-- start LISTING --

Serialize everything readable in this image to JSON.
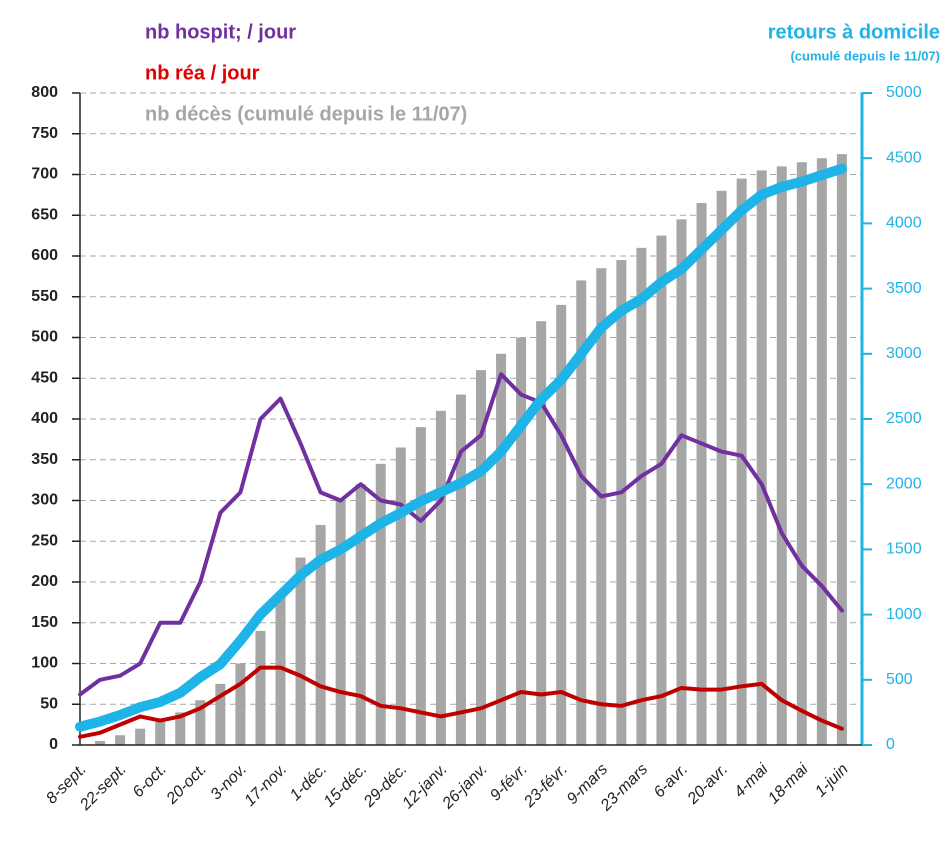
{
  "chart_data": {
    "type": "combo",
    "categories": [
      "8-sept.",
      null,
      "22-sept.",
      null,
      "6-oct.",
      null,
      "20-oct.",
      null,
      "3-nov.",
      null,
      "17-nov.",
      null,
      "1-déc.",
      null,
      "15-déc.",
      null,
      "29-déc.",
      null,
      "12-janv.",
      null,
      "26-janv.",
      null,
      "9-févr.",
      null,
      "23-févr.",
      null,
      "9-mars",
      null,
      "23-mars",
      null,
      "6-avr.",
      null,
      "20-avr.",
      null,
      "4-mai",
      null,
      "18-mai",
      null,
      "1-juin"
    ],
    "series": [
      {
        "name": "nb hospit; / jour",
        "type": "line",
        "color": "#7030a0",
        "values": [
          62,
          80,
          85,
          100,
          150,
          150,
          200,
          285,
          310,
          400,
          425,
          370,
          310,
          300,
          320,
          300,
          295,
          275,
          300,
          360,
          380,
          455,
          430,
          420,
          380,
          330,
          305,
          310,
          330,
          345,
          380,
          370,
          360,
          355,
          320,
          260,
          220,
          195,
          165
        ]
      },
      {
        "name": "nb réa / jour",
        "type": "line",
        "color": "#c00000",
        "values": [
          10,
          15,
          25,
          35,
          30,
          35,
          45,
          60,
          75,
          95,
          95,
          85,
          72,
          65,
          60,
          48,
          45,
          40,
          35,
          40,
          45,
          55,
          65,
          62,
          65,
          55,
          50,
          48,
          55,
          60,
          70,
          68,
          68,
          72,
          75,
          55,
          42,
          30,
          20
        ]
      },
      {
        "name": "nb décès (cumulé depuis le 11/07)",
        "type": "bar",
        "color": "#a6a6a6",
        "values": [
          0,
          5,
          12,
          20,
          30,
          40,
          55,
          75,
          100,
          140,
          185,
          230,
          270,
          300,
          320,
          345,
          365,
          390,
          410,
          430,
          460,
          480,
          500,
          520,
          540,
          570,
          585,
          595,
          610,
          625,
          645,
          665,
          680,
          695,
          705,
          710,
          715,
          720,
          725
        ]
      },
      {
        "name": "retours à domicile",
        "type": "line",
        "axis": "y2",
        "color": "#1fb4e8",
        "values": [
          140,
          180,
          230,
          290,
          330,
          400,
          520,
          620,
          800,
          1000,
          1150,
          1300,
          1420,
          1500,
          1600,
          1700,
          1780,
          1870,
          1940,
          2010,
          2100,
          2250,
          2450,
          2650,
          2800,
          3000,
          3200,
          3330,
          3420,
          3550,
          3650,
          3800,
          3950,
          4100,
          4220,
          4280,
          4320,
          4370,
          4420
        ]
      }
    ],
    "y2_note": "(cumulé depuis le 11/07)",
    "ylim": [
      0,
      800
    ],
    "yticks": [
      0,
      50,
      100,
      150,
      200,
      250,
      300,
      350,
      400,
      450,
      500,
      550,
      600,
      650,
      700,
      750,
      800
    ],
    "y2lim": [
      0,
      5000
    ],
    "y2ticks": [
      0,
      500,
      1000,
      1500,
      2000,
      2500,
      3000,
      3500,
      4000,
      4500,
      5000
    ],
    "grid": true
  }
}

-- end LISTING --

WRITTEN TASK
Copy the whole of the material above exactly, but not its images.

SOLUTION TO THE EXERCISE
Serialize everything readable in this image to JSON.
{
  "chart_data": {
    "type": "combo",
    "categories": [
      "8-sept.",
      null,
      "22-sept.",
      null,
      "6-oct.",
      null,
      "20-oct.",
      null,
      "3-nov.",
      null,
      "17-nov.",
      null,
      "1-déc.",
      null,
      "15-déc.",
      null,
      "29-déc.",
      null,
      "12-janv.",
      null,
      "26-janv.",
      null,
      "9-févr.",
      null,
      "23-févr.",
      null,
      "9-mars",
      null,
      "23-mars",
      null,
      "6-avr.",
      null,
      "20-avr.",
      null,
      "4-mai",
      null,
      "18-mai",
      null,
      "1-juin"
    ],
    "series": [
      {
        "name": "nb hospit; / jour",
        "type": "line",
        "color": "#7030a0",
        "values": [
          62,
          80,
          85,
          100,
          150,
          150,
          200,
          285,
          310,
          400,
          425,
          370,
          310,
          300,
          320,
          300,
          295,
          275,
          300,
          360,
          380,
          455,
          430,
          420,
          380,
          330,
          305,
          310,
          330,
          345,
          380,
          370,
          360,
          355,
          320,
          260,
          220,
          195,
          165
        ]
      },
      {
        "name": "nb réa / jour",
        "type": "line",
        "color": "#c00000",
        "values": [
          10,
          15,
          25,
          35,
          30,
          35,
          45,
          60,
          75,
          95,
          95,
          85,
          72,
          65,
          60,
          48,
          45,
          40,
          35,
          40,
          45,
          55,
          65,
          62,
          65,
          55,
          50,
          48,
          55,
          60,
          70,
          68,
          68,
          72,
          75,
          55,
          42,
          30,
          20
        ]
      },
      {
        "name": "nb décès (cumulé depuis le 11/07)",
        "type": "bar",
        "color": "#a6a6a6",
        "values": [
          0,
          5,
          12,
          20,
          30,
          40,
          55,
          75,
          100,
          140,
          185,
          230,
          270,
          300,
          320,
          345,
          365,
          390,
          410,
          430,
          460,
          480,
          500,
          520,
          540,
          570,
          585,
          595,
          610,
          625,
          645,
          665,
          680,
          695,
          705,
          710,
          715,
          720,
          725
        ]
      },
      {
        "name": "retours à domicile",
        "type": "line",
        "axis": "y2",
        "color": "#1fb4e8",
        "values": [
          140,
          180,
          230,
          290,
          330,
          400,
          520,
          620,
          800,
          1000,
          1150,
          1300,
          1420,
          1500,
          1600,
          1700,
          1780,
          1870,
          1940,
          2010,
          2100,
          2250,
          2450,
          2650,
          2800,
          3000,
          3200,
          3330,
          3420,
          3550,
          3650,
          3800,
          3950,
          4100,
          4220,
          4280,
          4320,
          4370,
          4420
        ]
      }
    ],
    "y2_note": "(cumulé depuis le 11/07)",
    "ylim": [
      0,
      800
    ],
    "yticks": [
      0,
      50,
      100,
      150,
      200,
      250,
      300,
      350,
      400,
      450,
      500,
      550,
      600,
      650,
      700,
      750,
      800
    ],
    "y2lim": [
      0,
      5000
    ],
    "y2ticks": [
      0,
      500,
      1000,
      1500,
      2000,
      2500,
      3000,
      3500,
      4000,
      4500,
      5000
    ],
    "grid": true
  }
}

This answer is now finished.